Repeat the material below word for word and leave out all pictures.

-.-.-

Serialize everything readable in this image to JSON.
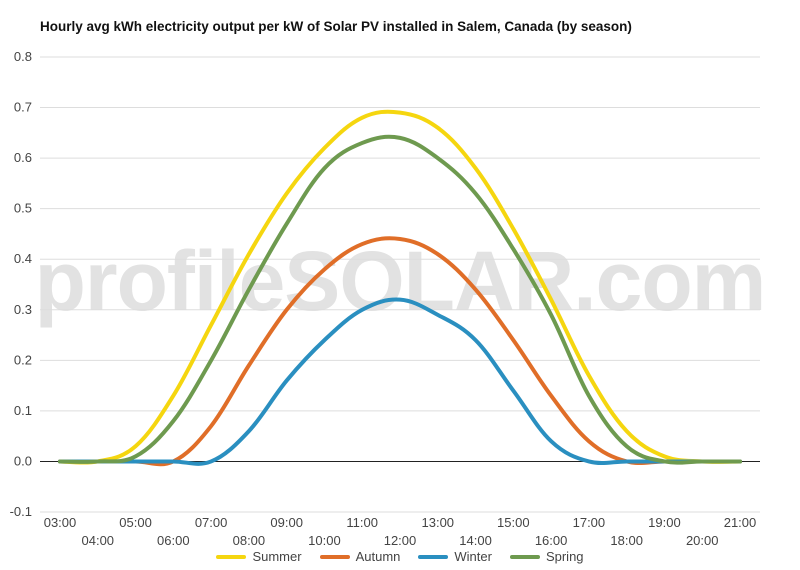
{
  "chart_data": {
    "type": "line",
    "title": "Hourly avg kWh electricity output per kW of Solar PV installed in Salem, Canada (by season)",
    "xlabel": "",
    "ylabel": "",
    "ylim": [
      -0.1,
      0.8
    ],
    "y_ticks": [
      "0.8",
      "0.7",
      "0.6",
      "0.5",
      "0.4",
      "0.3",
      "0.2",
      "0.1",
      "0.0",
      "-0.1"
    ],
    "y_tick_values": [
      0.8,
      0.7,
      0.6,
      0.5,
      0.4,
      0.3,
      0.2,
      0.1,
      0.0,
      -0.1
    ],
    "x_ticks_upper": [
      "03:00",
      "05:00",
      "07:00",
      "09:00",
      "11:00",
      "13:00",
      "15:00",
      "17:00",
      "19:00",
      "21:00"
    ],
    "x_ticks_lower": [
      "04:00",
      "06:00",
      "08:00",
      "10:00",
      "12:00",
      "14:00",
      "16:00",
      "18:00",
      "20:00"
    ],
    "x": [
      3,
      4,
      5,
      6,
      7,
      8,
      9,
      10,
      11,
      12,
      13,
      14,
      15,
      16,
      17,
      18,
      19,
      20,
      21
    ],
    "grid": true,
    "legend_position": "bottom",
    "watermark": "profileSOLAR.com",
    "series": [
      {
        "name": "Summer",
        "color": "#f5d60f",
        "values": [
          0.0,
          0.0,
          0.03,
          0.13,
          0.27,
          0.41,
          0.53,
          0.62,
          0.68,
          0.69,
          0.66,
          0.58,
          0.46,
          0.32,
          0.17,
          0.06,
          0.01,
          0.0,
          0.0
        ]
      },
      {
        "name": "Autumn",
        "color": "#e06e28",
        "values": [
          0.0,
          0.0,
          0.0,
          0.0,
          0.07,
          0.19,
          0.3,
          0.38,
          0.43,
          0.44,
          0.41,
          0.34,
          0.24,
          0.13,
          0.04,
          0.0,
          0.0,
          0.0,
          0.0
        ]
      },
      {
        "name": "Winter",
        "color": "#2a8fc0",
        "values": [
          0.0,
          0.0,
          0.0,
          0.0,
          0.0,
          0.06,
          0.16,
          0.24,
          0.3,
          0.32,
          0.29,
          0.24,
          0.14,
          0.04,
          0.0,
          0.0,
          0.0,
          0.0,
          0.0
        ]
      },
      {
        "name": "Spring",
        "color": "#6e9a4f",
        "values": [
          0.0,
          0.0,
          0.01,
          0.08,
          0.2,
          0.34,
          0.47,
          0.58,
          0.63,
          0.64,
          0.6,
          0.53,
          0.42,
          0.29,
          0.13,
          0.03,
          0.0,
          0.0,
          0.0
        ]
      }
    ]
  }
}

-.-.-

> Answer to the exercise
Serialize everything readable in this image to JSON.
{
  "chart_data": {
    "type": "line",
    "title": "Hourly avg kWh electricity output per kW of Solar PV installed in Salem, Canada (by season)",
    "xlabel": "",
    "ylabel": "",
    "ylim": [
      -0.1,
      0.8
    ],
    "y_ticks": [
      "0.8",
      "0.7",
      "0.6",
      "0.5",
      "0.4",
      "0.3",
      "0.2",
      "0.1",
      "0.0",
      "-0.1"
    ],
    "y_tick_values": [
      0.8,
      0.7,
      0.6,
      0.5,
      0.4,
      0.3,
      0.2,
      0.1,
      0.0,
      -0.1
    ],
    "x_ticks_upper": [
      "03:00",
      "05:00",
      "07:00",
      "09:00",
      "11:00",
      "13:00",
      "15:00",
      "17:00",
      "19:00",
      "21:00"
    ],
    "x_ticks_lower": [
      "04:00",
      "06:00",
      "08:00",
      "10:00",
      "12:00",
      "14:00",
      "16:00",
      "18:00",
      "20:00"
    ],
    "x": [
      3,
      4,
      5,
      6,
      7,
      8,
      9,
      10,
      11,
      12,
      13,
      14,
      15,
      16,
      17,
      18,
      19,
      20,
      21
    ],
    "grid": true,
    "legend_position": "bottom",
    "watermark": "profileSOLAR.com",
    "series": [
      {
        "name": "Summer",
        "color": "#f5d60f",
        "values": [
          0.0,
          0.0,
          0.03,
          0.13,
          0.27,
          0.41,
          0.53,
          0.62,
          0.68,
          0.69,
          0.66,
          0.58,
          0.46,
          0.32,
          0.17,
          0.06,
          0.01,
          0.0,
          0.0
        ]
      },
      {
        "name": "Autumn",
        "color": "#e06e28",
        "values": [
          0.0,
          0.0,
          0.0,
          0.0,
          0.07,
          0.19,
          0.3,
          0.38,
          0.43,
          0.44,
          0.41,
          0.34,
          0.24,
          0.13,
          0.04,
          0.0,
          0.0,
          0.0,
          0.0
        ]
      },
      {
        "name": "Winter",
        "color": "#2a8fc0",
        "values": [
          0.0,
          0.0,
          0.0,
          0.0,
          0.0,
          0.06,
          0.16,
          0.24,
          0.3,
          0.32,
          0.29,
          0.24,
          0.14,
          0.04,
          0.0,
          0.0,
          0.0,
          0.0,
          0.0
        ]
      },
      {
        "name": "Spring",
        "color": "#6e9a4f",
        "values": [
          0.0,
          0.0,
          0.01,
          0.08,
          0.2,
          0.34,
          0.47,
          0.58,
          0.63,
          0.64,
          0.6,
          0.53,
          0.42,
          0.29,
          0.13,
          0.03,
          0.0,
          0.0,
          0.0
        ]
      }
    ]
  }
}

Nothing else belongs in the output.